**Exercise task:**
Exactly as given, repeat all of the entries.

━━━ Raw records ━━━

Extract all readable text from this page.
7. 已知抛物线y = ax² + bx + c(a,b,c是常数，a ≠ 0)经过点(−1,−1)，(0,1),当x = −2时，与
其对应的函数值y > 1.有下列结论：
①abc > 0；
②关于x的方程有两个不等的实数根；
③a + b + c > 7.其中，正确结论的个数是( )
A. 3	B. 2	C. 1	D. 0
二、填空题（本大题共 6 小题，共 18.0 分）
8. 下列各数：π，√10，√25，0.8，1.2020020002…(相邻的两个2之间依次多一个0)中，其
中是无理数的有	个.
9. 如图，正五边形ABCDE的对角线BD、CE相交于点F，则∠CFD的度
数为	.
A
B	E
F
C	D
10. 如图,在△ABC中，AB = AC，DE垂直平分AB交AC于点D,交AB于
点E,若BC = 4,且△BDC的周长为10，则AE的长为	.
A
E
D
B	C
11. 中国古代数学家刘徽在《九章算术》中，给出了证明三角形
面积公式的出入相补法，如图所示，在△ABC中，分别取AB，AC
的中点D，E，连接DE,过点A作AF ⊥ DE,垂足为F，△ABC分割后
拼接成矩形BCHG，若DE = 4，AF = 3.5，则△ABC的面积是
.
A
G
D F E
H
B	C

━━━

**Finished exercise:**
Extract all readable text from this page.
7. 已知抛物线y = ax² + bx + c(a,b,c是常数，a ≠ 0)经过点(−1,−1)，(0,1),当x = −2时，与
其对应的函数值y > 1.有下列结论：
①abc > 0；
②关于x的方程有两个不等的实数根；
③a + b + c > 7.其中，正确结论的个数是( )
A. 3	B. 2	C. 1	D. 0
二、填空题（本大题共 6 小题，共 18.0 分）
8. 下列各数：π，√10，√25，0.8，1.2020020002…(相邻的两个2之间依次多一个0)中，其
中是无理数的有	个.
9. 如图，正五边形ABCDE的对角线BD、CE相交于点F，则∠CFD的度
数为	.
A
B	E
F
C	D
10. 如图,在△ABC中，AB = AC，DE垂直平分AB交AC于点D,交AB于
点E,若BC = 4,且△BDC的周长为10，则AE的长为	.
A
E
D
B	C
11. 中国古代数学家刘徽在《九章算术》中，给出了证明三角形
面积公式的出入相补法，如图所示，在△ABC中，分别取AB，AC
的中点D，E，连接DE,过点A作AF ⊥ DE,垂足为F，△ABC分割后
拼接成矩形BCHG，若DE = 4，AF = 3.5，则△ABC的面积是
.
A
G
D F E
H
B	C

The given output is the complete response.